== Text under study ==
----
"Real Science" with controlled studies is the perfect tool to study very specific, explicitly defined problems. Nobody makes ancadotal claims about
bacterial growth rates on highly dextrose containing media spiked with amp or if a .2M NaCl solution enhances crystallization rates of GDP:CMP cytidylyltransferase in the ligand bound form.
I'd argue that "real science" can study a lot of problems, regardless of complexity. Science is the best tool we have for coming up with empirical answers to very complex problems.
It is not only applicable to very specific challenges. Science works to make complex issues more simple by removing the components within a convoluted problem, isolating these components, and asking specific questions regarding these specific components. Science peels the onion, so to speak.
I am ambivalent about this particular discussion-but what caught my eye was the overt dismissal of gem's observations as not being "data". It interests me on a more meta level.
I would argue that the individual observations become increasingly important, the more complex the system under study becomes. The more fuzzy and ill defined the problem, the more people contaminated it is, the more likely the parameters used to define the collected "data" were flawed-thus the more room for error.
Her observation is absolutely not data. It is an anecdote that leads to a hypothesis. Not data.
I would argue that the more complex a situation, the less we should rely on our own perception. The more variables there are, the more room there is for our perception to add bias.
Of course from the other end of things, complexity does leave more room for error and misinterpretation of data within controlled experiments, but I still think that science is the only method we should use for interpreting data and drawing credible conclusions.
----
== Dataset content ==
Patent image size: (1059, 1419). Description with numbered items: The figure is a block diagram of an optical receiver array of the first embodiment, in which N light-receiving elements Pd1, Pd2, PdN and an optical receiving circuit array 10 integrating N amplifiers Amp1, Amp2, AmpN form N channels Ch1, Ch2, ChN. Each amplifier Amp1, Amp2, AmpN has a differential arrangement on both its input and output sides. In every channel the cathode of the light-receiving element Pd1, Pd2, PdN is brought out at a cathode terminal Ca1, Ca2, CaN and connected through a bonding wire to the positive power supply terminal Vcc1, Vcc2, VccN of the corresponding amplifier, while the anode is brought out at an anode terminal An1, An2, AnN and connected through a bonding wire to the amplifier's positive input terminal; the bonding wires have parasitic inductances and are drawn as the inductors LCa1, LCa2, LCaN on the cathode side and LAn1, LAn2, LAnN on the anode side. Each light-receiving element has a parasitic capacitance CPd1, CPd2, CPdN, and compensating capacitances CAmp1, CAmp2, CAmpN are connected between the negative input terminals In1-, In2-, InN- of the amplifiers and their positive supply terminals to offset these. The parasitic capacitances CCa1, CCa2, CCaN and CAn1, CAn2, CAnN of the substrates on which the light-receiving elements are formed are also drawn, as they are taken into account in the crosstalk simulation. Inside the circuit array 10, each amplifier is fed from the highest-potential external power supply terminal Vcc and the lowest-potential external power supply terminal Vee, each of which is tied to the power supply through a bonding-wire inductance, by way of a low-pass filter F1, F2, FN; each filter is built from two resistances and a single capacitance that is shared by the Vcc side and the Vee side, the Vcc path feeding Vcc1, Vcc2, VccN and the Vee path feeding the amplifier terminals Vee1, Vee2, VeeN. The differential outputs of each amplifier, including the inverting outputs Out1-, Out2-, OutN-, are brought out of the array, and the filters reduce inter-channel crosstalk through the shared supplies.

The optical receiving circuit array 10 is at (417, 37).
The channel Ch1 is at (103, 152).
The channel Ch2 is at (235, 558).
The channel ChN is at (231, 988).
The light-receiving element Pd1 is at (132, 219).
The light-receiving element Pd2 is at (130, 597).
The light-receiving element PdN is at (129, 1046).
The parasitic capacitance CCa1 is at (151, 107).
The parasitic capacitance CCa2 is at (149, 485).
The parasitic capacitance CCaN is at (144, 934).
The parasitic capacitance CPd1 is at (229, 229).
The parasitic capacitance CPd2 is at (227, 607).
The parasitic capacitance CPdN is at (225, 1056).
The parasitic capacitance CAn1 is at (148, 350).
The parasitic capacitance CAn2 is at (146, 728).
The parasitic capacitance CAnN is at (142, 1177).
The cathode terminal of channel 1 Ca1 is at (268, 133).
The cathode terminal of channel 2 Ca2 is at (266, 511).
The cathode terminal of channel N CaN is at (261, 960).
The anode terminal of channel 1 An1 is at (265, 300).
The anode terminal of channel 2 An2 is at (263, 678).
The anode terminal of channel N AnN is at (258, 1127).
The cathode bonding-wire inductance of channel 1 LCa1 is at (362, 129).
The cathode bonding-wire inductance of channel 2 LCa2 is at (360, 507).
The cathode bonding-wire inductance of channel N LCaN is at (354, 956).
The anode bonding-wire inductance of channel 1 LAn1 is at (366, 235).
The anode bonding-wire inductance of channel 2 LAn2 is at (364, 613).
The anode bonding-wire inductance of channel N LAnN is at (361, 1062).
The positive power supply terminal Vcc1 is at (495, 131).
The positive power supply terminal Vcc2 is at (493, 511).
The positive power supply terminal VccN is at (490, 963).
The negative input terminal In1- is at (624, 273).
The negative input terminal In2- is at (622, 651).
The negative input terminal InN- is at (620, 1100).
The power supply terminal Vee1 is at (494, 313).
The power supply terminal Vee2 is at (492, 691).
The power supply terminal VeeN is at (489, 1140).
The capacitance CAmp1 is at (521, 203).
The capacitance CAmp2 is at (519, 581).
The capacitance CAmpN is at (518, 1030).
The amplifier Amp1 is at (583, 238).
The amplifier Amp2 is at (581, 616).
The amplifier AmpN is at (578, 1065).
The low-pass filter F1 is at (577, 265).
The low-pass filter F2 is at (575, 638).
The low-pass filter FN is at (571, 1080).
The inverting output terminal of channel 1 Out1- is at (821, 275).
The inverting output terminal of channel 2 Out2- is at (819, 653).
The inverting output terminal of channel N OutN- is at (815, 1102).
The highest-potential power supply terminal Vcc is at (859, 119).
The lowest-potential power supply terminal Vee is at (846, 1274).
----
== Your tasks ==
A - List every action that the discussion on science and anecdote says science takes to make complex issues simpler.
B - Summarize the discussion on science and anecdote in two sentences.
C - Reproduce the part of the discussion on science and anecdote that begins at the words "I would argue that the individual" and stops after "hypothesis. Not data.".

== Exercise solutions ==
A -
- removing the components within a convoluted problem
- isolating these components
- asking specific questions regarding these specific components

B - The discussion weighs whether controlled "real science" suits only very specific, explicitly defined problems or can also answer complex ones by isolating their components. Participants split over whether individual observations count as data: one argues they matter more as systems grow complex, while others call an observation an anecdote that leads to a hypothesis and warn that more variables leave more room for perception to add bias.

C -
I would argue that the individual observations become increasingly important, the more complex the system under study becomes. The more fuzzy and ill defined the problem, the more people contaminated it is, the more likely the parameters used to define the collected "data" were flawed-thus the more room for error.
Her observation is absolutely not data. It is an anecdote that leads to a hypothesis. Not data.